▶ _Task 1_
Return the entries starting with the first line and going on through the line with "nav-item-interact[interactable]: 互动 [864, 160, 1080, 212]", keeping each line unchanged.

CAVANAUGH: I want to move to you, Don Wood. You have been involved in downtown planning for years. I want to know, what do you like about downtown right now?
WOOD: I think downtown, you know, especially compared to 20 years ago, is thriving. We’re going through a lull economically because we overbuilt the condo stock downtown and we overbuilt the hotel stock downtown. With the recession, tourism’s dropping off and so it exposes, as you mentioned, the fact that it’s – there’s a heavy, heavy emphasis on tourism downtown, and when that dries up—and it’s cyclical like a lot of other economies—you don’t have the diversification of your economy that you need to keep it healthy but I think, having said that, that if you go downtown today, there’s a lot of young people down there and it’s good crowds. The one thing I’d like to see change is the structure of the new buildings we’re building, and I’ll get into that in a minute.
CAVANAUGH: Well, you know, speaking with Ruben Barrales, a lot of his focus and a lot of his vision for the future of downtown has to make it – is to make it a more welcoming place for people who are living down there, people who are working down there, people who are visiting down there. So what are some of your ideas for opening up the city, so to speak, to make it that welcoming place?
WOOD: The most welcoming places downtown today are due to the efforts of some really brilliant planners early in the process. Mike Stepner was a former city planning director, you’ve had him on the show. Mike saved Gaslamp. They were ready to scrape Gaslamp, tear it down and put up what we call blockbuster buildings. That’s where you take all the small buildings on a single block, get rid of all of them and build one large building. It’s cheaper for a developer to pay one architect to design one building than it is to build 20. And so there’s been a tendency to just take out whole blocks of a community and put up a big, sterile building and it usually ends up with an unfriendly streetscape as people walk by. Often they have their parking garage there. As you walk by, you see bumpers. And so that’s one of the things that has to change. We need more Little Italys, we need more Gaslamps downtown. We need to build new neighborhoods that have the same ambience, have different built sized buildings, different setbacks, stepbacks to create a more textured street walk.
CAVANAUGH: I see what you’re saying. Before I get to – go on to Ian Campbell, I want to sneak in one phone call. We are taking your calls about your vision for downtown San Diego at 1-888-895-5727. And Nat is calling from Del Mar. Good morning, Nat, and welcome to These Days.
NAT (Caller, Del Mar): Good morning. I think that the most important aspect of downtown, obviously, is the San Diego Bay, which has been ignored by the developers and the people that – the movers and shakers. There’ve been wonderful plans over the years to create areas that take advantage of the bay for both the public and the tourists, and those plans, when they come to – when they approach implementation, somehow or another they always get compromised or put by the wayside by the powers that be. And I think that if anything happens for downtown, the vision really has to pay attention to the bay and public spaces and stop bending over backwards for the developers. And I’d like the comments about that.

▶ _Task 2_
Update the passage of the discussion about downtown San Diego starting with "CAVANAUGH: I want" and going on through "downtown right now?". Write it out again with "years" replaced by "decades".

▶ _Records provided_
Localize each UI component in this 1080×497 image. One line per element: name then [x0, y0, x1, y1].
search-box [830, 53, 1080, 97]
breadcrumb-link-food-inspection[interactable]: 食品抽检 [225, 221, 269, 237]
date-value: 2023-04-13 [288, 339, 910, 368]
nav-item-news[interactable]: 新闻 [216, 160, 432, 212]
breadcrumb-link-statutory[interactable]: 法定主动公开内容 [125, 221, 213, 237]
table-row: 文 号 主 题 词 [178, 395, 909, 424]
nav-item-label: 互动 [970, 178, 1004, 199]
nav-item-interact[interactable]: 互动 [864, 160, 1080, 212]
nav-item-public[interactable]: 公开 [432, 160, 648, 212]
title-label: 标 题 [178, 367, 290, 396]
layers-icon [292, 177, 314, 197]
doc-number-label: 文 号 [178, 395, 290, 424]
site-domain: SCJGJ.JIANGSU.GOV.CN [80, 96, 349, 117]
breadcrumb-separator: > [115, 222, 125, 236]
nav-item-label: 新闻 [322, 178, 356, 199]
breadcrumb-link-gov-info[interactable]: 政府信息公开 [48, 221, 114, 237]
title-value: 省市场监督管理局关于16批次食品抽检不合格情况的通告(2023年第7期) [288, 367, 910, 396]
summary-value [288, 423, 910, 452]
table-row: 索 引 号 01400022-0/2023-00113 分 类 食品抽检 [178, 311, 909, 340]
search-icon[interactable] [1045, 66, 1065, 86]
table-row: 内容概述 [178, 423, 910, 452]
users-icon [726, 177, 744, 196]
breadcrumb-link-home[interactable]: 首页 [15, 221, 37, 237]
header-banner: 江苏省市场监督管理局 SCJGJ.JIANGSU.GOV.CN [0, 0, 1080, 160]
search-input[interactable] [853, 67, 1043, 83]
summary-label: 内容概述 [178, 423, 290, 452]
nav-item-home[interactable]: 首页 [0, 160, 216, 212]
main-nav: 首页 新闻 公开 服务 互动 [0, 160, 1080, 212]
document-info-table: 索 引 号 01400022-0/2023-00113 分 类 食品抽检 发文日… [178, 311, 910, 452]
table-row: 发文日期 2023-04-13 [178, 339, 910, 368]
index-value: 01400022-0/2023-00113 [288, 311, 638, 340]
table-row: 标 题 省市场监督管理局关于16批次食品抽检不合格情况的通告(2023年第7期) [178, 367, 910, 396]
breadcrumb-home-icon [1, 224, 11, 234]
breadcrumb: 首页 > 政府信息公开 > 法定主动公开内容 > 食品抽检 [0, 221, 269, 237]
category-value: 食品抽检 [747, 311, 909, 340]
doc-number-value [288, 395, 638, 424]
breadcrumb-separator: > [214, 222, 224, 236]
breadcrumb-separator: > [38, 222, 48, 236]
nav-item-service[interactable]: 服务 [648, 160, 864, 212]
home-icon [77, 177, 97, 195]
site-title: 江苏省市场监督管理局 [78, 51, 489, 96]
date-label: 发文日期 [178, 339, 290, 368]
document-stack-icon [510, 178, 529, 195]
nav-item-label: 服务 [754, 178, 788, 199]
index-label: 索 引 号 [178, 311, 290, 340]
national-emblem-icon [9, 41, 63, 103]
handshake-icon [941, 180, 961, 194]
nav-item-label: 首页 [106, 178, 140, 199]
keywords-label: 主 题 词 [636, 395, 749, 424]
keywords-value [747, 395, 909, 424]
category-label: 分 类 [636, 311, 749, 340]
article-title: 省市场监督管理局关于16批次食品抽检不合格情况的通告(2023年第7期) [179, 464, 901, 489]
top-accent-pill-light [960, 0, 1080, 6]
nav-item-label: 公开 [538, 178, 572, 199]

▶ _Answer 1_
Localize each UI component in this 1080×497 image. One line per element: name then [x0, y0, x1, y1].
search-box [830, 53, 1080, 97]
breadcrumb-link-food-inspection[interactable]: 食品抽检 [225, 221, 269, 237]
date-value: 2023-04-13 [288, 339, 910, 368]
nav-item-news[interactable]: 新闻 [216, 160, 432, 212]
breadcrumb-link-statutory[interactable]: 法定主动公开内容 [125, 221, 213, 237]
table-row: 文 号 主 题 词 [178, 395, 909, 424]
nav-item-label: 互动 [970, 178, 1004, 199]
nav-item-interact[interactable]: 互动 [864, 160, 1080, 212]

▶ _Answer 2_
CAVANAUGH: I want to move to you, Don Wood. You have been involved in downtown planning for decades. I want to know, what do you like about downtown right now?